## Instructions:
• a. Answer these questions using the passage on the book Merchants of Doubt below.
(i) Which two historians of science wrote the book?
(ii) Which two contrarian scientists does the passage name first?
(iii) Who directed the film based on the book, and in what year was it released?
• b. Print everything in the passage on the book Merchants of Doubt below, from "Merchants of Doubt: How" down to "many contemporary issues.".
• c. Continue the passage below on the book Merchants of Doubt, starting after its final sentence.
[Start Passage shown]
Merchants of Doubt: How a Handful of Scientists Obscured the Truth on Issues from Tobacco Smoke to Global Warming is a 2010 non-fiction book by American historians of science Naomi Oreskes and Erik M. Conway. It identifies parallels between the global warming controversy and earlier controversies over tobacco smoking, acid rain, DDT, and the hole in the ozone layer. Oreskes and Conway write that in each case "keeping the controversy alive" by spreading doubt and confusion after a scientific consensus had been reached was the basic strategy of those opposing action. In particular, they show that Fred Seitz, Fred Singer, and a few other contrarian scientists joined forces with conservative think tanks and private corporations to challenge the scientific consensus on many contemporary issues.

Some of the book's subjects have been critical of the book, but most reviewers received it favorably. One reviewer said that Merchants of Doubt is exhaustively researched and documented, and may be one of the most important books of 2010. Another reviewer saw the book as his choice for best science book of the year. It was made into a film, Merchants of Doubt, directed by Robert Kenner, released in 2014.
[End Passage shown]
[Start Supplied material]
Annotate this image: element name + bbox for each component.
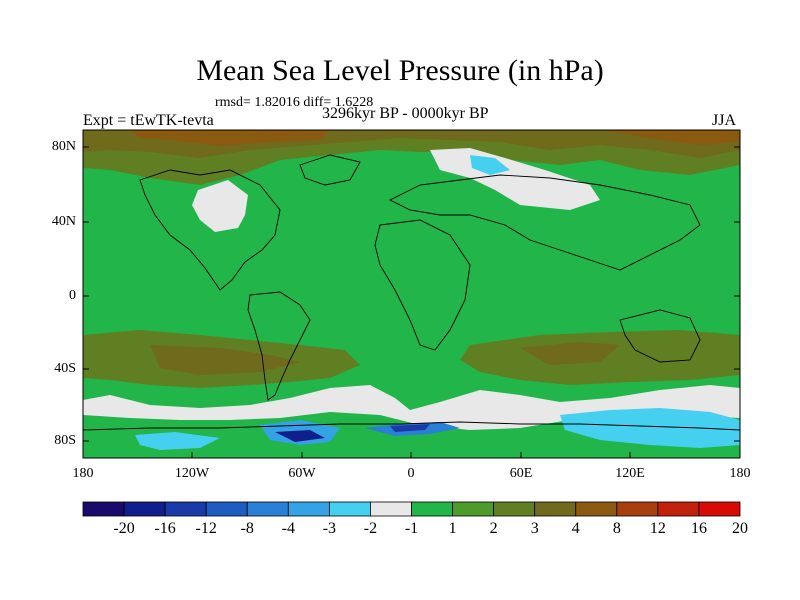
[End Supplied material]
## Answers in order:
• a.
(i) Naomi Oreskes and Erik M. Conway
(ii) Fred Seitz and Fred Singer
(iii) Robert Kenner, 2014

• b.
Merchants of Doubt: How a Handful of Scientists Obscured the Truth on Issues from Tobacco Smoke to Global Warming is a 2010 non-fiction book by American historians of science Naomi Oreskes and Erik M. Conway. It identifies parallels between the global warming controversy and earlier controversies over tobacco smoking, acid rain, DDT, and the hole in the ozone layer. Oreskes and Conway write that in each case "keeping the controversy alive" by spreading doubt and confusion after a scientific consensus had been reached was the basic strategy of those opposing action. In particular, they show that Fred Seitz, Fred Singer, and a few other contrarian scientists joined forces with conservative think tanks and private corporations to challenge the scientific consensus on many contemporary issues.

• c.
Themes

Oreskes  and Conway write that a handful of politically conservative scientists, with strong ties to particular industries, have "played a disproportionate role in debates about controversial questions". The authors write that this has resulted in "deliberate obfuscation" of the issues which has had an influence on public opinion and policy-making.

The book criticizes the so-called Merchants of Doubt, some predominantly American science key players, above all Bill Nierenberg, Fred Seitz, and Fred Singer. All three are physicists: Singer was a space and satellite researcher, whereas Nierenberg and Seitz worked on the atomic bomb. They have been active on topics like acid rain, tobacco smoking, global warming and pesticides. The book says that these scientists have challenged and diluted the scientific consensus in the various fields, as of the dangers of smoking, the effects of acid rain, the existence of the "ozone hole", and the existence of anthropogenic climate change. Seitz and Singer have been involved with institutions such as The Heritage Foundation, Competitive Enterprise Institute and George C. Marshall Institute in the United States. Funded by corporations and conservative foundations, these organizations have opposed many forms of state intervention or regulation of U.S. citizens. The book lists similar tactics in each case: "discredit the science, disseminate false information, spread confusion, and promote doubt".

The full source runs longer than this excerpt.